== GIVEN ENTRIES
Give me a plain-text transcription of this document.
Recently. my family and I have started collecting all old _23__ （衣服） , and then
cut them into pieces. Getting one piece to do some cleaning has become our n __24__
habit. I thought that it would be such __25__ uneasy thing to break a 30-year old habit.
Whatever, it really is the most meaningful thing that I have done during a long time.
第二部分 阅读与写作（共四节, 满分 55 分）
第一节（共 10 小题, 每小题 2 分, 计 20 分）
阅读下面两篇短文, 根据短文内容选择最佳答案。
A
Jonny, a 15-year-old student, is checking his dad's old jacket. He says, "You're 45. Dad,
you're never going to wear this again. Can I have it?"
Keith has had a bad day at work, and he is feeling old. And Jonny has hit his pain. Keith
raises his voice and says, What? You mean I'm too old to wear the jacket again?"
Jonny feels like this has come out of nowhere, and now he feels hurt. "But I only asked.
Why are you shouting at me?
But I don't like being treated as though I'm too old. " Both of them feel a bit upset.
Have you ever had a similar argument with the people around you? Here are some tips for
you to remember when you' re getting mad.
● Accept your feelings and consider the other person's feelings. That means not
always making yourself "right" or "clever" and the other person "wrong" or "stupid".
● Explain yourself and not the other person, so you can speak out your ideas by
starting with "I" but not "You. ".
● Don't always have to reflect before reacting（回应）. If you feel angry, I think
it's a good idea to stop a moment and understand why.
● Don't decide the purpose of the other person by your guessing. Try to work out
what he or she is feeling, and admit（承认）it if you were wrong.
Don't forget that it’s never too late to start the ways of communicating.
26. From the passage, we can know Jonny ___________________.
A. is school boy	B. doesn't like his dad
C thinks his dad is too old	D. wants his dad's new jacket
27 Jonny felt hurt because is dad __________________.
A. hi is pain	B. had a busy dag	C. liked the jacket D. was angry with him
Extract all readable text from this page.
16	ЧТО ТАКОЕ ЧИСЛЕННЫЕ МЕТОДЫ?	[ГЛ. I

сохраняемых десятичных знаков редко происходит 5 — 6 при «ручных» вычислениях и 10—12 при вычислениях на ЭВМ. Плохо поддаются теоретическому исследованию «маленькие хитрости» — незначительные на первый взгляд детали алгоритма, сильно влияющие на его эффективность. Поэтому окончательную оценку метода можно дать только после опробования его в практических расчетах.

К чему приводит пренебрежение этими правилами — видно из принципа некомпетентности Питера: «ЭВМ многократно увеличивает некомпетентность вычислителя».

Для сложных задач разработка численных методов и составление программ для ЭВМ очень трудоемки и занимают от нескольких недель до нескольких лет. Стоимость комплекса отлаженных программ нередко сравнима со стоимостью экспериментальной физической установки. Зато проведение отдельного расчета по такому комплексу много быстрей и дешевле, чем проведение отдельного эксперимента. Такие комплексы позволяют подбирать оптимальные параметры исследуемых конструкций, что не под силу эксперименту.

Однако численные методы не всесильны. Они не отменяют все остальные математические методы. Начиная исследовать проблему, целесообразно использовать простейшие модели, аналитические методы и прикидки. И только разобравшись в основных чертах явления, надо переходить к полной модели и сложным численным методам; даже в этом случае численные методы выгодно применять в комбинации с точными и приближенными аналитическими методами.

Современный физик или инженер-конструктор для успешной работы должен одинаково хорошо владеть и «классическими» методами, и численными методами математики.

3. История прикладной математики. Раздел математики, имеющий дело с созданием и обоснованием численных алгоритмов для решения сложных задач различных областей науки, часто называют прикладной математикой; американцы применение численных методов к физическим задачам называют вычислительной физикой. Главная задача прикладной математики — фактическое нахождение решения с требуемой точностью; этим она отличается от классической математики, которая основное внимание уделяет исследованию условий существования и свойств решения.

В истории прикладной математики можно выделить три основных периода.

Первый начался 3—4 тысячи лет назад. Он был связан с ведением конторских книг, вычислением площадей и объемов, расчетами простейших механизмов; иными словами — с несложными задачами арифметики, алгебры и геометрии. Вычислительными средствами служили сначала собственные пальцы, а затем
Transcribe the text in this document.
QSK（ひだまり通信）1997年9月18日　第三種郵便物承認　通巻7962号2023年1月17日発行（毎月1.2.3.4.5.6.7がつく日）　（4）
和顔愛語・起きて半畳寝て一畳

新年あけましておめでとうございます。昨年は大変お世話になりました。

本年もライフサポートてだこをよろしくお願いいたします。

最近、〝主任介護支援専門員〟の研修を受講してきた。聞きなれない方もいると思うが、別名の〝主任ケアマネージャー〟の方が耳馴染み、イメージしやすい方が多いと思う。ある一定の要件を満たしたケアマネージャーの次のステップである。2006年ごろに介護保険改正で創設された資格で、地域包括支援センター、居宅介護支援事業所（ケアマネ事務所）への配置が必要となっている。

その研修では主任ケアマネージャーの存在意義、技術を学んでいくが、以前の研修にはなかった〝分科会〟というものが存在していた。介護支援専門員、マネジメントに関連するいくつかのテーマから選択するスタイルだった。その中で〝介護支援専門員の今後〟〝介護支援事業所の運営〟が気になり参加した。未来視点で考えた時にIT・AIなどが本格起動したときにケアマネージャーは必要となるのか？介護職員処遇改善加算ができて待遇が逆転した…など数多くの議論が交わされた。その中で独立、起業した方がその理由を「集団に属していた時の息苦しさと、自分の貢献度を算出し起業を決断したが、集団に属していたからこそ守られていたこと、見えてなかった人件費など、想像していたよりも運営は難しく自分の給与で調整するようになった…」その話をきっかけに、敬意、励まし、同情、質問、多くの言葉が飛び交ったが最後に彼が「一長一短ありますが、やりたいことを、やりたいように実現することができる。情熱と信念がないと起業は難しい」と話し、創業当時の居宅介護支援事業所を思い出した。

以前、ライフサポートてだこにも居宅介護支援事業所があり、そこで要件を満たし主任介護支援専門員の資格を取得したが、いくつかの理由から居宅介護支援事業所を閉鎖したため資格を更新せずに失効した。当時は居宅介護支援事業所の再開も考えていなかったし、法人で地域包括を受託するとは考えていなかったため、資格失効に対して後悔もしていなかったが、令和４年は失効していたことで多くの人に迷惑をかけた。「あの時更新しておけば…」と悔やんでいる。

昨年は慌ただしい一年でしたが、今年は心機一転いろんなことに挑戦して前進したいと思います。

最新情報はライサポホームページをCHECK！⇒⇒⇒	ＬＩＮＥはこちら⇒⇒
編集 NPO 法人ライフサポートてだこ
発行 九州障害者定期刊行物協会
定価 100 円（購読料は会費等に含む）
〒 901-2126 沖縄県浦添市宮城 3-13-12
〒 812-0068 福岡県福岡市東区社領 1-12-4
====
- WORK TO DO -
Return all of the data exactly as it reads.

- ANSWER TO THIS PROBLEM -
Give me a plain-text transcription of this document.
Recently. my family and I have started collecting all old _23__ （衣服） , and then
cut them into pieces. Getting one piece to do some cleaning has become our n __24__
habit. I thought that it would be such __25__ uneasy thing to break a 30-year old habit.
Whatever, it really is the most meaningful thing that I have done during a long time.
第二部分 阅读与写作（共四节, 满分 55 分）
第一节（共 10 小题, 每小题 2 分, 计 20 分）
阅读下面两篇短文, 根据短文内容选择最佳答案。
A
Jonny, a 15-year-old student, is checking his dad's old jacket. He says, "You're 45. Dad,
you're never going to wear this again. Can I have it?"
Keith has had a bad day at work, and he is feeling old. And Jonny has hit his pain. Keith
raises his voice and says, What? You mean I'm too old to wear the jacket again?"
Jonny feels like this has come out of nowhere, and now he feels hurt. "But I only asked.
Why are you shouting at me?
But I don't like being treated as though I'm too old. " Both of them feel a bit upset.
Have you ever had a similar argument with the people around you? Here are some tips for
you to remember when you' re getting mad.
● Accept your feelings and consider the other person's feelings. That means not
always making yourself "right" or "clever" and the other person "wrong" or "stupid".
● Explain yourself and not the other person, so you can speak out your ideas by
starting with "I" but not "You. ".
● Don't always have to reflect before reacting（回应）. If you feel angry, I think
it's a good idea to stop a moment and understand why.
● Don't decide the purpose of the other person by your guessing. Try to work out
what he or she is feeling, and admit（承认）it if you were wrong.
Don't forget that it’s never too late to start the ways of communicating.
26. From the passage, we can know Jonny ___________________.
A. is school boy	B. doesn't like his dad
C thinks his dad is too old	D. wants his dad's new jacket
27 Jonny felt hurt because is dad __________________.
A. hi is pain	B. had a busy dag	C. liked the jacket D. was angry with him
Extract all readable text from this page.
16	ЧТО ТАКОЕ ЧИСЛЕННЫЕ МЕТОДЫ?	[ГЛ. I

сохраняемых десятичных знаков редко происходит 5 — 6 при «ручных» вычислениях и 10—12 при вычислениях на ЭВМ. Плохо поддаются теоретическому исследованию «маленькие хитрости» — незначительные на первый взгляд детали алгоритма, сильно влияющие на его эффективность. Поэтому окончательную оценку метода можно дать только после опробования его в практических расчетах.

К чему приводит пренебрежение этими правилами — видно из принципа некомпетентности Питера: «ЭВМ многократно увеличивает некомпетентность вычислителя».

Для сложных задач разработка численных методов и составление программ для ЭВМ очень трудоемки и занимают от нескольких недель до нескольких лет. Стоимость комплекса отлаженных программ нередко сравнима со стоимостью экспериментальной физической установки. Зато проведение отдельного расчета по такому комплексу много быстрей и дешевле, чем проведение отдельного эксперимента. Такие комплексы позволяют подбирать оптимальные параметры исследуемых конструкций, что не под силу эксперименту.

Однако численные методы не всесильны. Они не отменяют все остальные математические методы. Начиная исследовать проблему, целесообразно использовать простейшие модели, аналитические методы и прикидки. И только разобравшись в основных чертах явления, надо переходить к полной модели и сложным численным методам; даже в этом случае численные методы выгодно применять в комбинации с точными и приближенными аналитическими методами.

Современный физик или инженер-конструктор для успешной работы должен одинаково хорошо владеть и «классическими» методами, и численными методами математики.

3. История прикладной математики. Раздел математики, имеющий дело с созданием и обоснованием численных алгоритмов для решения сложных задач различных областей науки, часто называют прикладной математикой; американцы применение численных методов к физическим задачам называют вычислительной физикой. Главная задача прикладной математики — фактическое нахождение решения с требуемой точностью; этим она отличается от классической математики, которая основное внимание уделяет исследованию условий существования и свойств решения.

В истории прикладной математики можно выделить три основных периода.

Первый начался 3—4 тысячи лет назад. Он был связан с ведением конторских книг, вычислением площадей и объемов, расчетами простейших механизмов; иными словами — с несложными задачами арифметики, алгебры и геометрии. Вычислительными средствами служили сначала собственные пальцы, а затем
Transcribe the text in this document.
QSK（ひだまり通信）1997年9月18日　第三種郵便物承認　通巻7962号2023年1月17日発行（毎月1.2.3.4.5.6.7がつく日）　（4）
和顔愛語・起きて半畳寝て一畳

新年あけましておめでとうございます。昨年は大変お世話になりました。

本年もライフサポートてだこをよろしくお願いいたします。

最近、〝主任介護支援専門員〟の研修を受講してきた。聞きなれない方もいると思うが、別名の〝主任ケアマネージャー〟の方が耳馴染み、イメージしやすい方が多いと思う。ある一定の要件を満たしたケアマネージャーの次のステップである。2006年ごろに介護保険改正で創設された資格で、地域包括支援センター、居宅介護支援事業所（ケアマネ事務所）への配置が必要となっている。

その研修では主任ケアマネージャーの存在意義、技術を学んでいくが、以前の研修にはなかった〝分科会〟というものが存在していた。介護支援専門員、マネジメントに関連するいくつかのテーマから選択するスタイルだった。その中で〝介護支援専門員の今後〟〝介護支援事業所の運営〟が気になり参加した。未来視点で考えた時にIT・AIなどが本格起動したときにケアマネージャーは必要となるのか？介護職員処遇改善加算ができて待遇が逆転した…など数多くの議論が交わされた。その中で独立、起業した方がその理由を「集団に属していた時の息苦しさと、自分の貢献度を算出し起業を決断したが、集団に属していたからこそ守られていたこと、見えてなかった人件費など、想像していたよりも運営は難しく自分の給与で調整するようになった…」その話をきっかけに、敬意、励まし、同情、質問、多くの言葉が飛び交ったが最後に彼が「一長一短ありますが、やりたいことを、やりたいように実現することができる。情熱と信念がないと起業は難しい」と話し、創業当時の居宅介護支援事業所を思い出した。

以前、ライフサポートてだこにも居宅介護支援事業所があり、そこで要件を満たし主任介護支援専門員の資格を取得したが、いくつかの理由から居宅介護支援事業所を閉鎖したため資格を更新せずに失効した。当時は居宅介護支援事業所の再開も考えていなかったし、法人で地域包括を受託するとは考えていなかったため、資格失効に対して後悔もしていなかったが、令和４年は失効していたことで多くの人に迷惑をかけた。「あの時更新しておけば…」と悔やんでいる。

昨年は慌ただしい一年でしたが、今年は心機一転いろんなことに挑戦して前進したいと思います。

最新情報はライサポホームページをCHECK！⇒⇒⇒	ＬＩＮＥはこちら⇒⇒
編集 NPO 法人ライフサポートてだこ
発行 九州障害者定期刊行物協会
定価 100 円（購読料は会費等に含む）
〒 901-2126 沖縄県浦添市宮城 3-13-12
〒 812-0068 福岡県福岡市東区社領 1-12-4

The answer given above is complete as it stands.